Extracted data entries
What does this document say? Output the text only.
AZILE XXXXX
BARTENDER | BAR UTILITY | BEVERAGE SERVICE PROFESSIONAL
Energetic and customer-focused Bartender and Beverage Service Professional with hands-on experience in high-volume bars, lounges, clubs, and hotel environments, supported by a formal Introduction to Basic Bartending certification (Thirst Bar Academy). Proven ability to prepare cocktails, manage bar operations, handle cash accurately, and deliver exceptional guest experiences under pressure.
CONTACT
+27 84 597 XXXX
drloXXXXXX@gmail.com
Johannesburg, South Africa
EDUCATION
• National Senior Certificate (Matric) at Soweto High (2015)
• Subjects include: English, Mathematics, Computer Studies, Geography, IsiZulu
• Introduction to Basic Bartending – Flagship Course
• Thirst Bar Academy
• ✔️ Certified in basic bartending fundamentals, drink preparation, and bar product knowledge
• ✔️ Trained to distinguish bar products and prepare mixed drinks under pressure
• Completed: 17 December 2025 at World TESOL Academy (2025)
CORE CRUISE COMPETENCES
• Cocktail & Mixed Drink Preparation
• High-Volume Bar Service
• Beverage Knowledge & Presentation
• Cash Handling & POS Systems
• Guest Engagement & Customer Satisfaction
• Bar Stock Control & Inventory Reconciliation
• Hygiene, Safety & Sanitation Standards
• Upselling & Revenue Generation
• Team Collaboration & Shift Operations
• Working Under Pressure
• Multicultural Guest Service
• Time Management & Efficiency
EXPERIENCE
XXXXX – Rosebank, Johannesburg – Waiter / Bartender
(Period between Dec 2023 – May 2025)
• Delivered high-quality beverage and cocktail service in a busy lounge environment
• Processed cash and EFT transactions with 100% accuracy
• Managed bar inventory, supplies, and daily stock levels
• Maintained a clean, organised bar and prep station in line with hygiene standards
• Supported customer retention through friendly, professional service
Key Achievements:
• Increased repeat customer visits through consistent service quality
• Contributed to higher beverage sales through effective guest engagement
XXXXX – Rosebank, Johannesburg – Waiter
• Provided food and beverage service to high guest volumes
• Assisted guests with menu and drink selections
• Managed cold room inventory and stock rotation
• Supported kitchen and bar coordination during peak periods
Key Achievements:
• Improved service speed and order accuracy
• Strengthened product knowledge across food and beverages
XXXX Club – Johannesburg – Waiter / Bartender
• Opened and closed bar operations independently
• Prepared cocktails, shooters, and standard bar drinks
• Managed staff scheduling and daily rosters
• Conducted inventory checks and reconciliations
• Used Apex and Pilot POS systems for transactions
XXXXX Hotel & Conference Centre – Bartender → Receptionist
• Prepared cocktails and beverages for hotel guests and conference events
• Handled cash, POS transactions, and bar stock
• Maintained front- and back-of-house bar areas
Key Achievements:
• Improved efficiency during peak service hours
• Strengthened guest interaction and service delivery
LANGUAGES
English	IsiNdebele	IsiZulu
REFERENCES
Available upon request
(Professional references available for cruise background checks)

## [AIM OF THE TASK]
Extract each line of the listing above, copying it word for word.

## [SOLUTION TO THIS TASK]
What does this document say? Output the text only.
AZILE XXXXX
BARTENDER | BAR UTILITY | BEVERAGE SERVICE PROFESSIONAL
Energetic and customer-focused Bartender and Beverage Service Professional with hands-on experience in high-volume bars, lounges, clubs, and hotel environments, supported by a formal Introduction to Basic Bartending certification (Thirst Bar Academy). Proven ability to prepare cocktails, manage bar operations, handle cash accurately, and deliver exceptional guest experiences under pressure.
CONTACT
+27 84 597 XXXX
drloXXXXXX@gmail.com
Johannesburg, South Africa
EDUCATION
• National Senior Certificate (Matric) at Soweto High (2015)
• Subjects include: English, Mathematics, Computer Studies, Geography, IsiZulu
• Introduction to Basic Bartending – Flagship Course
• Thirst Bar Academy
• ✔️ Certified in basic bartending fundamentals, drink preparation, and bar product knowledge
• ✔️ Trained to distinguish bar products and prepare mixed drinks under pressure
• Completed: 17 December 2025 at World TESOL Academy (2025)
CORE CRUISE COMPETENCES
• Cocktail & Mixed Drink Preparation
• High-Volume Bar Service
• Beverage Knowledge & Presentation
• Cash Handling & POS Systems
• Guest Engagement & Customer Satisfaction
• Bar Stock Control & Inventory Reconciliation
• Hygiene, Safety & Sanitation Standards
• Upselling & Revenue Generation
• Team Collaboration & Shift Operations
• Working Under Pressure
• Multicultural Guest Service
• Time Management & Efficiency
EXPERIENCE
XXXXX – Rosebank, Johannesburg – Waiter / Bartender
(Period between Dec 2023 – May 2025)
• Delivered high-quality beverage and cocktail service in a busy lounge environment
• Processed cash and EFT transactions with 100% accuracy
• Managed bar inventory, supplies, and daily stock levels
• Maintained a clean, organised bar and prep station in line with hygiene standards
• Supported customer retention through friendly, professional service
Key Achievements:
• Increased repeat customer visits through consistent service quality
• Contributed to higher beverage sales through effective guest engagement
XXXXX – Rosebank, Johannesburg – Waiter
• Provided food and beverage service to high guest volumes
• Assisted guests with menu and drink selections
• Managed cold room inventory and stock rotation
• Supported kitchen and bar coordination during peak periods
Key Achievements:
• Improved service speed and order accuracy
• Strengthened product knowledge across food and beverages
XXXX Club – Johannesburg – Waiter / Bartender
• Opened and closed bar operations independently
• Prepared cocktails, shooters, and standard bar drinks
• Managed staff scheduling and daily rosters
• Conducted inventory checks and reconciliations
• Used Apex and Pilot POS systems for transactions
XXXXX Hotel & Conference Centre – Bartender → Receptionist
• Prepared cocktails and beverages for hotel guests and conference events
• Handled cash, POS transactions, and bar stock
• Maintained front- and back-of-house bar areas
Key Achievements:
• Improved efficiency during peak service hours
• Strengthened guest interaction and service delivery
LANGUAGES
English	IsiNdebele	IsiZulu
REFERENCES
Available upon request
(Professional references available for cruise background checks)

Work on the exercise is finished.